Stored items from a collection
_ _ _ _

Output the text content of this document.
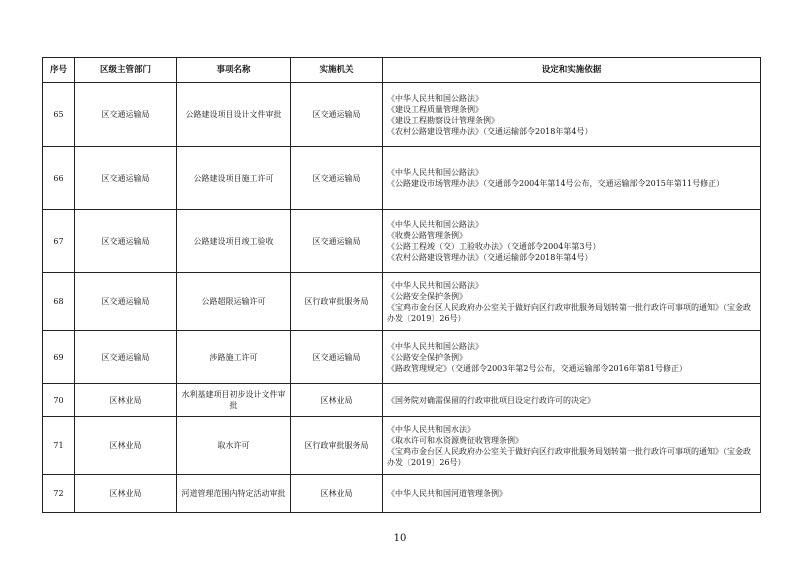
序号	区级主管部门	事项名称	实施机关	设定和实施依据
65	区交通运输局	公路建设项目设计文件审批	区交通运输局	《中华人民共和国公路法》
《建设工程质量管理条例》
《建设工程勘察设计管理条例》
《农村公路建设管理办法》（交通运输部令2018年第4号）

66	区交通运输局	公路建设项目施工许可	区交通运输局	《中华人民共和国公路法》
《公路建设市场管理办法》（交通部令2004年第14号公布，交通运输部令2015年第11号修正）

67	区交通运输局	公路建设项目竣工验收	区交通运输局	《中华人民共和国公路法》
《收费公路管理条例》
《公路工程竣（交）工验收办法》（交通部令2004年第3号）
《农村公路建设管理办法》（交通运输部令2018年第4号）

68	区交通运输局	公路超限运输许可	区行政审批服务局	《中华人民共和国公路法》
《公路安全保护条例》
《宝鸡市金台区人民政府办公室关于做好向区行政审批服务局划转第一批行政许可事项的通知》（宝金政办发〔2019〕26号）

69	区交通运输局	涉路施工许可	区交通运输局	《中华人民共和国公路法》
《公路安全保护条例》
《路政管理规定》（交通部令2003年第2号公布，交通运输部令2016年第81号修正）

70	区林业局	水利基建项目初步设计文件审批	区林业局	《国务院对确需保留的行政审批项目设定行政许可的决定》

71	区林业局	取水许可	区行政审批服务局	《中华人民共和国水法》
《取水许可和水资源费征收管理条例》
《宝鸡市金台区人民政府办公室关于做好向区行政审批服务局划转第一批行政许可事项的通知》（宝金政办发〔2019〕26号）

72	区林业局	河道管理范围内特定活动审批	区林业局	《中华人民共和国河道管理条例》
10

_ _ _ _

■ Objective ■
Your copy of the data should match it exactly, except that pictures are left out.

■ Expected output ■
Output the text content of this document.
序号	区级主管部门	事项名称	实施机关	设定和实施依据
65	区交通运输局	公路建设项目设计文件审批	区交通运输局	《中华人民共和国公路法》
《建设工程质量管理条例》
《建设工程勘察设计管理条例》
《农村公路建设管理办法》（交通运输部令2018年第4号）

66	区交通运输局	公路建设项目施工许可	区交通运输局	《中华人民共和国公路法》
《公路建设市场管理办法》（交通部令2004年第14号公布，交通运输部令2015年第11号修正）

67	区交通运输局	公路建设项目竣工验收	区交通运输局	《中华人民共和国公路法》
《收费公路管理条例》
《公路工程竣（交）工验收办法》（交通部令2004年第3号）
《农村公路建设管理办法》（交通运输部令2018年第4号）

68	区交通运输局	公路超限运输许可	区行政审批服务局	《中华人民共和国公路法》
《公路安全保护条例》
《宝鸡市金台区人民政府办公室关于做好向区行政审批服务局划转第一批行政许可事项的通知》（宝金政办发〔2019〕26号）

69	区交通运输局	涉路施工许可	区交通运输局	《中华人民共和国公路法》
《公路安全保护条例》
《路政管理规定》（交通部令2003年第2号公布，交通运输部令2016年第81号修正）

70	区林业局	水利基建项目初步设计文件审批	区林业局	《国务院对确需保留的行政审批项目设定行政许可的决定》

71	区林业局	取水许可	区行政审批服务局	《中华人民共和国水法》
《取水许可和水资源费征收管理条例》
《宝鸡市金台区人民政府办公室关于做好向区行政审批服务局划转第一批行政许可事项的通知》（宝金政办发〔2019〕26号）

72	区林业局	河道管理范围内特定活动审批	区林业局	《中华人民共和国河道管理条例》
10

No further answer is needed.